INSTRUCTIONS TO FOLLOW: Pull out every line below holding the word "Management".

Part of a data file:
◆ ◆ ◆
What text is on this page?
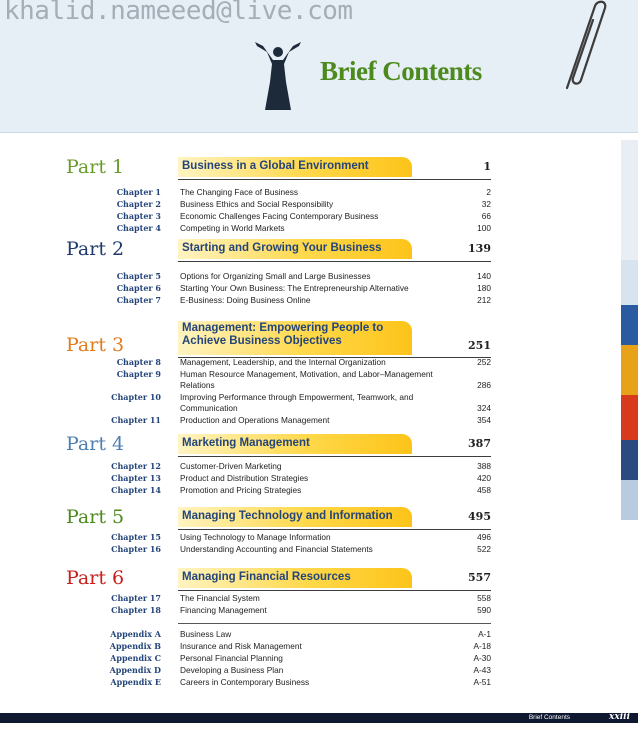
khalid.nameeed@live.com
Brief Contents
Part 1	Business in a Global Environment	1
Chapter 1 The Changing Face of Business	2
Chapter 2 Business Ethics and Social Responsibility	32
Chapter 3 Economic Challenges Facing Contemporary Business	66
Chapter 4 Competing in World Markets	100
Part 2	Starting and Growing Your Business	139
Chapter 5 Options for Organizing Small and Large Businesses	140
Chapter 6 Starting Your Own Business: The Entrepreneurship Alternative	180
Chapter 7 E-Business: Doing Business Online	212
Part 3
Management: Empowering People to Achieve Business Objectives	251
Chapter 8 Management, Leadership, and the Internal Organization	252
Chapter 9 Human Resource Management, Motivation, and Labor–Management Relations	286
Chapter 10 Improving Performance through Empowerment, Teamwork, and Communication	324
Chapter 11 Production and Operations Management	354
Part 4	Marketing Management	387
Chapter 12 Customer-Driven Marketing	388
Chapter 13 Product and Distribution Strategies	420
Chapter 14 Promotion and Pricing Strategies	458
Part 5	Managing Technology and Information	495
Chapter 15 Using Technology to Manage Information	496
Chapter 16 Understanding Accounting and Financial Statements	522
Part 6	Managing Financial Resources	557
Chapter 17 The Financial System	558
Chapter 18 Financing Management	590
Appendix A Business Law	A-1
Appendix B Insurance and Risk Management	A-18
Appendix C Personal Financial Planning	A-30
Appendix D Developing a Business Plan	A-43
Appendix E Careers in Contemporary Business	A-51
Brief Contents	xxiii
◆ ◆ ◆
RESULT OF THE EXERCISE:
Management: Empowering People to Achieve Business Objectives	251
Chapter 8 Management, Leadership, and the Internal Organization	252
Chapter 9 Human Resource Management, Motivation, and Labor–Management Relations	286
Chapter 11 Production and Operations Management	354
Part 4	Marketing Management	387
Chapter 18 Financing Management	590
Appendix B Insurance and Risk Management	A-18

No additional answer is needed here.